▶ **Short task**
Work through the data and report how many lines include the string "Mohorn", giving the number alone.
<<<<
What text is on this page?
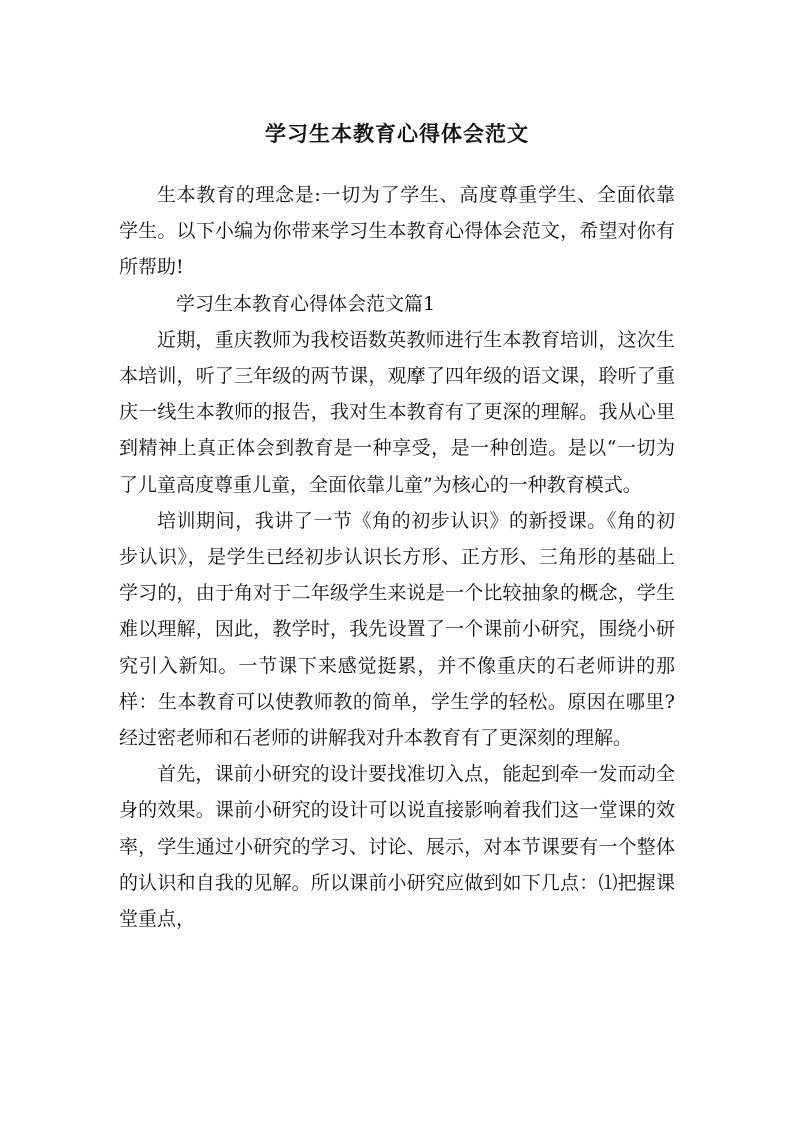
学习生本教育心得体会范文

生本教育的理念是:一切为了学生、高度尊重学生、全面依靠学生。以下小编为你带来学习生本教育心得体会范文，希望对你有所帮助!

学习生本教育心得体会范文篇1

近期，重庆教师为我校语数英教师进行生本教育培训，这次生本培训，听了三年级的两节课，观摩了四年级的语文课，聆听了重庆一线生本教师的报告，我对生本教育有了更深的理解。我从心里到精神上真正体会到教育是一种享受，是一种创造。是以“一切为了儿童高度尊重儿童，全面依靠儿童”为核心的一种教育模式。

培训期间，我讲了一节《角的初步认识》的新授课。《角的初步认识》，是学生已经初步认识长方形、正方形、三角形的基础上学习的，由于角对于二年级学生来说是一个比较抽象的概念，学生难以理解，因此，教学时，我先设置了一个课前小研究，围绕小研究引入新知。一节课下来感觉挺累，并不像重庆的石老师讲的那样：生本教育可以使教师教的简单，学生学的轻松。原因在哪里?经过密老师和石老师的讲解我对升本教育有了更深刻的理解。

首先，课前小研究的设计要找准切入点，能起到牵一发而动全身的效果。课前小研究的设计可以说直接影响着我们这一堂课的效率，学生通过小研究的学习、讨论、展示，对本节课要有一个整体的认识和自我的见解。所以课前小研究应做到如下几点：⑴把握课堂重点，
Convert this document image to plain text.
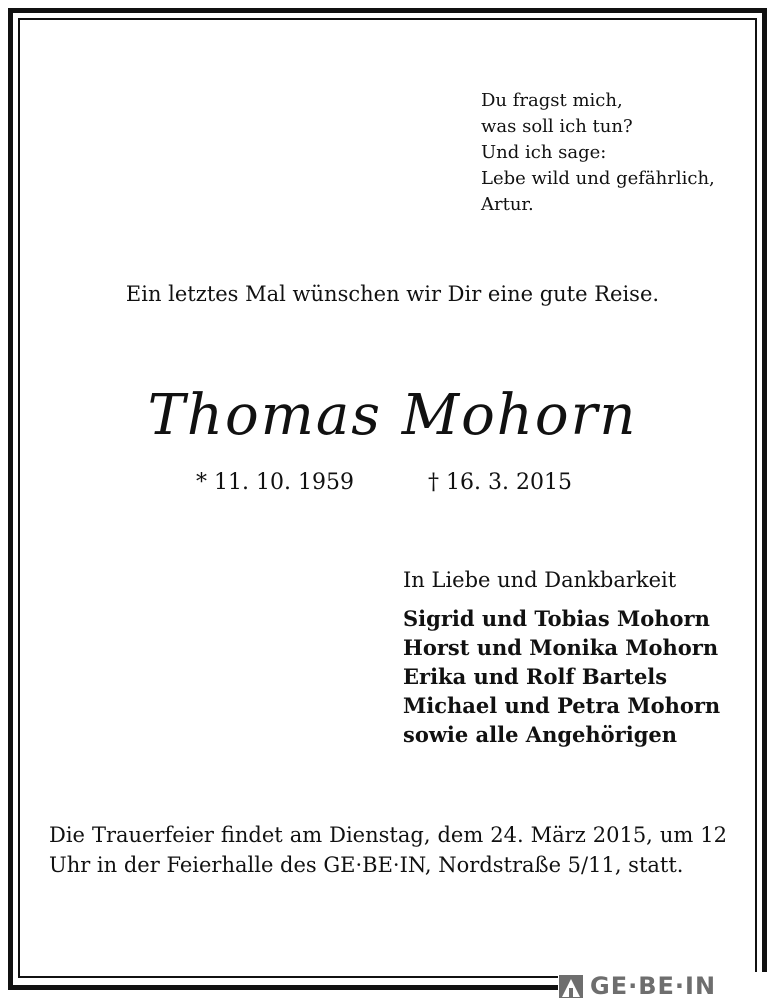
Du fragst mich,
was soll ich tun?
Und ich sage:
Lebe wild und gefährlich,
Artur.
Ein letztes Mal wünschen wir Dir eine gute Reise.
Thomas Mohorn
* 11. 10. 1959	† 16. 3. 2015
In Liebe und Dankbarkeit
Sigrid und Tobias Mohorn
Horst und Monika Mohorn
Erika und Rolf Bartels
Michael und Petra Mohorn
sowie alle Angehörigen
Die Trauerfeier findet am Dienstag, dem 24. März 2015, um 12 Uhr in der Feierhalle des GE·BE·IN, Nordstraße 5/11, statt.
GE·BE·IN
>>>>
▶ **Full solution**
4